>>>>>

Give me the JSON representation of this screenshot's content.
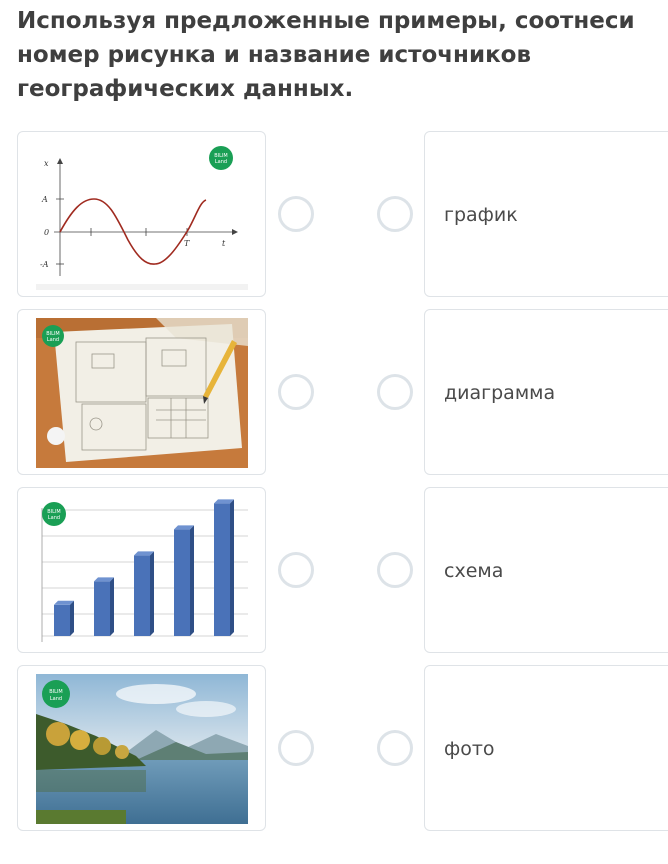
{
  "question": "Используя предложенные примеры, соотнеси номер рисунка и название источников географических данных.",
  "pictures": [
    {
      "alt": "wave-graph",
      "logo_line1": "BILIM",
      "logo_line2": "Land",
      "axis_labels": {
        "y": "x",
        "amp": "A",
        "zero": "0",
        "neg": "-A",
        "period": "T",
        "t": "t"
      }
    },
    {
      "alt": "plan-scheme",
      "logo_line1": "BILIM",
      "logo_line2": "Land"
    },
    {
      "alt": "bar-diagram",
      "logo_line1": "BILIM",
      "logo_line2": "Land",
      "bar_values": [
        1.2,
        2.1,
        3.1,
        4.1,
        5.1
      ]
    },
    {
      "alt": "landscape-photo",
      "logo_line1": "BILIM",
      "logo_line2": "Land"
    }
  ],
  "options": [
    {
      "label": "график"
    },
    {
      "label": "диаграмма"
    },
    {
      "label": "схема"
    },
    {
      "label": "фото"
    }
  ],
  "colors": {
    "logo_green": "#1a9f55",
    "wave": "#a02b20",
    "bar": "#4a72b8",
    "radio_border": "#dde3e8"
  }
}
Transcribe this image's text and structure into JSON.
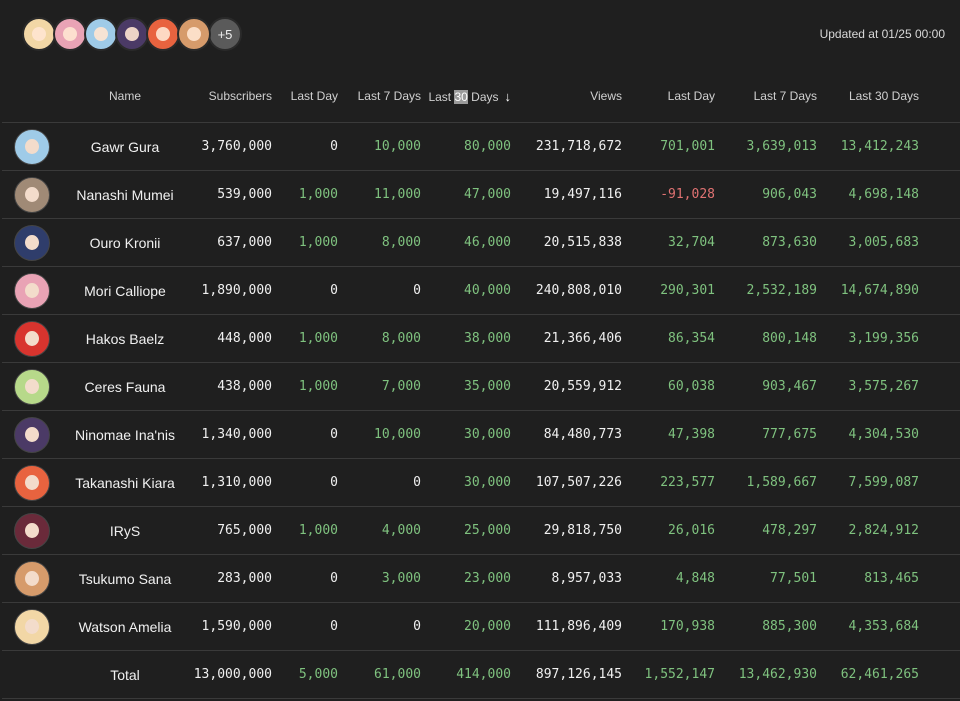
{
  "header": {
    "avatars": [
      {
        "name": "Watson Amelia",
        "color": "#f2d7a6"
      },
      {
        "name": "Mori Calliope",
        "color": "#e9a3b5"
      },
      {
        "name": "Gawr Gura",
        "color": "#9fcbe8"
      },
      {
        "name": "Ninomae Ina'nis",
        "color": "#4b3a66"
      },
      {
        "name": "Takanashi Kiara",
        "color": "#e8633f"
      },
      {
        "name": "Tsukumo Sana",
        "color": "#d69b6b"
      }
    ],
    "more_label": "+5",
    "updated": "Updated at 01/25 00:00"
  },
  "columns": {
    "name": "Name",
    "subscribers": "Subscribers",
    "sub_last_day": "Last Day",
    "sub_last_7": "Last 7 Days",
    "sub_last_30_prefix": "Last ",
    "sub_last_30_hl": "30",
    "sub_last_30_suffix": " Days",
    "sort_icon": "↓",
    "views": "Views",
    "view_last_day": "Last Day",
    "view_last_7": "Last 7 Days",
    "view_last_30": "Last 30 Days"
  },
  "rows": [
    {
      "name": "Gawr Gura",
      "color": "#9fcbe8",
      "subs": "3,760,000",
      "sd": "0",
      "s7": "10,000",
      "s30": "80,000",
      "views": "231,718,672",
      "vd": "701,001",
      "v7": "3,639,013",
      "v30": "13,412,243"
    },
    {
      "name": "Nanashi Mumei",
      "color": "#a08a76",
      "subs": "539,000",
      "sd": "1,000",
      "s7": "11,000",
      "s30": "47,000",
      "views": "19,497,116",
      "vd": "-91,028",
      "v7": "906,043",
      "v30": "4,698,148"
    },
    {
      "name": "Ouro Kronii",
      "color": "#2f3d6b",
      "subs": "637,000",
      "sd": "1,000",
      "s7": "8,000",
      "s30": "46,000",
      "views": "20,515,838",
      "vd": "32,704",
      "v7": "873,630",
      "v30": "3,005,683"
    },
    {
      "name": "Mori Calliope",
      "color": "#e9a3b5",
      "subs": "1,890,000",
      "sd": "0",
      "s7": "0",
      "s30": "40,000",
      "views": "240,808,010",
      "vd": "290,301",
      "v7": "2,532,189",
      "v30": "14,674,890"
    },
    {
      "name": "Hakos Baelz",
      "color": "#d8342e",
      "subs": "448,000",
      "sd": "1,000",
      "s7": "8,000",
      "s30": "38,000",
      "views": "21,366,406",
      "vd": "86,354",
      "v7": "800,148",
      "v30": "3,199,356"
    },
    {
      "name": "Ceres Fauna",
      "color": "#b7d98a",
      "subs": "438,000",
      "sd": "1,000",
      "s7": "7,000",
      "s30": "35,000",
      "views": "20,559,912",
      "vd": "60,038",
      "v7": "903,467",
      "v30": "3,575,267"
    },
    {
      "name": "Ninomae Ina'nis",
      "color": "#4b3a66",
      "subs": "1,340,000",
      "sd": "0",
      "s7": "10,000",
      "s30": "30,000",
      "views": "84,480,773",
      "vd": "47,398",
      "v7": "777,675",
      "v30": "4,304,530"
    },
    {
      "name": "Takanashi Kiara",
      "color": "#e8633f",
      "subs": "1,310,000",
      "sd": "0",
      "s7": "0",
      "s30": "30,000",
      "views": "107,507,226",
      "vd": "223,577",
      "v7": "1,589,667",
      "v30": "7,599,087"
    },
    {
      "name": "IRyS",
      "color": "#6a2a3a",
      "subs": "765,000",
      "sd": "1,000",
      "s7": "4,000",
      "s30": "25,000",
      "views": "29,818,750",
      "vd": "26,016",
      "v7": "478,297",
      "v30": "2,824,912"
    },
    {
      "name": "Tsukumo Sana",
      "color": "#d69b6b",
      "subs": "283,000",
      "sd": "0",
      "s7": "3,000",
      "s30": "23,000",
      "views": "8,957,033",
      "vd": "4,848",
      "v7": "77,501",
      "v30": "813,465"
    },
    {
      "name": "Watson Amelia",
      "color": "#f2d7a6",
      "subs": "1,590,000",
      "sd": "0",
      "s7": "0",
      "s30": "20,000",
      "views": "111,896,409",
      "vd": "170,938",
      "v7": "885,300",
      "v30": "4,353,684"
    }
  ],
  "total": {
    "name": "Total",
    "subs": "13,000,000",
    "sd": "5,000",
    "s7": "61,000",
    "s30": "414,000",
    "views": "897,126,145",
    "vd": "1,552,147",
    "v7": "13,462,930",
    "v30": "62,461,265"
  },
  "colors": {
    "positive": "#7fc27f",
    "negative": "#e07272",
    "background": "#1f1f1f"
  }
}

<<<<<

Make an exact copy of the whole listing, but don't bring over any pictures.

Give me the JSON representation of this screenshot's content.
{
  "question": "Используя предложенные примеры, соотнеси номер рисунка и название источников географических данных.",
  "pictures": [
    {
      "alt": "wave-graph",
      "logo_line1": "BILIM",
      "logo_line2": "Land",
      "axis_labels": {
        "y": "x",
        "amp": "A",
        "zero": "0",
        "neg": "-A",
        "period": "T",
        "t": "t"
      }
    },
    {
      "alt": "plan-scheme",
      "logo_line1": "BILIM",
      "logo_line2": "Land"
    },
    {
      "alt": "bar-diagram",
      "logo_line1": "BILIM",
      "logo_line2": "Land",
      "bar_values": [
        1.2,
        2.1,
        3.1,
        4.1,
        5.1
      ]
    },
    {
      "alt": "landscape-photo",
      "logo_line1": "BILIM",
      "logo_line2": "Land"
    }
  ],
  "options": [
    {
      "label": "график"
    },
    {
      "label": "диаграмма"
    },
    {
      "label": "схема"
    },
    {
      "label": "фото"
    }
  ],
  "colors": {
    "logo_green": "#1a9f55",
    "wave": "#a02b20",
    "bar": "#4a72b8",
    "radio_border": "#dde3e8"
  }
}
Transcribe this image's text and structure into JSON.
{
  "header": {
    "avatars": [
      {
        "name": "Watson Amelia",
        "color": "#f2d7a6"
      },
      {
        "name": "Mori Calliope",
        "color": "#e9a3b5"
      },
      {
        "name": "Gawr Gura",
        "color": "#9fcbe8"
      },
      {
        "name": "Ninomae Ina'nis",
        "color": "#4b3a66"
      },
      {
        "name": "Takanashi Kiara",
        "color": "#e8633f"
      },
      {
        "name": "Tsukumo Sana",
        "color": "#d69b6b"
      }
    ],
    "more_label": "+5",
    "updated": "Updated at 01/25 00:00"
  },
  "columns": {
    "name": "Name",
    "subscribers": "Subscribers",
    "sub_last_day": "Last Day",
    "sub_last_7": "Last 7 Days",
    "sub_last_30_prefix": "Last ",
    "sub_last_30_hl": "30",
    "sub_last_30_suffix": " Days",
    "sort_icon": "↓",
    "views": "Views",
    "view_last_day": "Last Day",
    "view_last_7": "Last 7 Days",
    "view_last_30": "Last 30 Days"
  },
  "rows": [
    {
      "name": "Gawr Gura",
      "color": "#9fcbe8",
      "subs": "3,760,000",
      "sd": "0",
      "s7": "10,000",
      "s30": "80,000",
      "views": "231,718,672",
      "vd": "701,001",
      "v7": "3,639,013",
      "v30": "13,412,243"
    },
    {
      "name": "Nanashi Mumei",
      "color": "#a08a76",
      "subs": "539,000",
      "sd": "1,000",
      "s7": "11,000",
      "s30": "47,000",
      "views": "19,497,116",
      "vd": "-91,028",
      "v7": "906,043",
      "v30": "4,698,148"
    },
    {
      "name": "Ouro Kronii",
      "color": "#2f3d6b",
      "subs": "637,000",
      "sd": "1,000",
      "s7": "8,000",
      "s30": "46,000",
      "views": "20,515,838",
      "vd": "32,704",
      "v7": "873,630",
      "v30": "3,005,683"
    },
    {
      "name": "Mori Calliope",
      "color": "#e9a3b5",
      "subs": "1,890,000",
      "sd": "0",
      "s7": "0",
      "s30": "40,000",
      "views": "240,808,010",
      "vd": "290,301",
      "v7": "2,532,189",
      "v30": "14,674,890"
    },
    {
      "name": "Hakos Baelz",
      "color": "#d8342e",
      "subs": "448,000",
      "sd": "1,000",
      "s7": "8,000",
      "s30": "38,000",
      "views": "21,366,406",
      "vd": "86,354",
      "v7": "800,148",
      "v30": "3,199,356"
    },
    {
      "name": "Ceres Fauna",
      "color": "#b7d98a",
      "subs": "438,000",
      "sd": "1,000",
      "s7": "7,000",
      "s30": "35,000",
      "views": "20,559,912",
      "vd": "60,038",
      "v7": "903,467",
      "v30": "3,575,267"
    },
    {
      "name": "Ninomae Ina'nis",
      "color": "#4b3a66",
      "subs": "1,340,000",
      "sd": "0",
      "s7": "10,000",
      "s30": "30,000",
      "views": "84,480,773",
      "vd": "47,398",
      "v7": "777,675",
      "v30": "4,304,530"
    },
    {
      "name": "Takanashi Kiara",
      "color": "#e8633f",
      "subs": "1,310,000",
      "sd": "0",
      "s7": "0",
      "s30": "30,000",
      "views": "107,507,226",
      "vd": "223,577",
      "v7": "1,589,667",
      "v30": "7,599,087"
    },
    {
      "name": "IRyS",
      "color": "#6a2a3a",
      "subs": "765,000",
      "sd": "1,000",
      "s7": "4,000",
      "s30": "25,000",
      "views": "29,818,750",
      "vd": "26,016",
      "v7": "478,297",
      "v30": "2,824,912"
    },
    {
      "name": "Tsukumo Sana",
      "color": "#d69b6b",
      "subs": "283,000",
      "sd": "0",
      "s7": "3,000",
      "s30": "23,000",
      "views": "8,957,033",
      "vd": "4,848",
      "v7": "77,501",
      "v30": "813,465"
    },
    {
      "name": "Watson Amelia",
      "color": "#f2d7a6",
      "subs": "1,590,000",
      "sd": "0",
      "s7": "0",
      "s30": "20,000",
      "views": "111,896,409",
      "vd": "170,938",
      "v7": "885,300",
      "v30": "4,353,684"
    }
  ],
  "total": {
    "name": "Total",
    "subs": "13,000,000",
    "sd": "5,000",
    "s7": "61,000",
    "s30": "414,000",
    "views": "897,126,145",
    "vd": "1,552,147",
    "v7": "13,462,930",
    "v30": "62,461,265"
  },
  "colors": {
    "positive": "#7fc27f",
    "negative": "#e07272",
    "background": "#1f1f1f"
  }
}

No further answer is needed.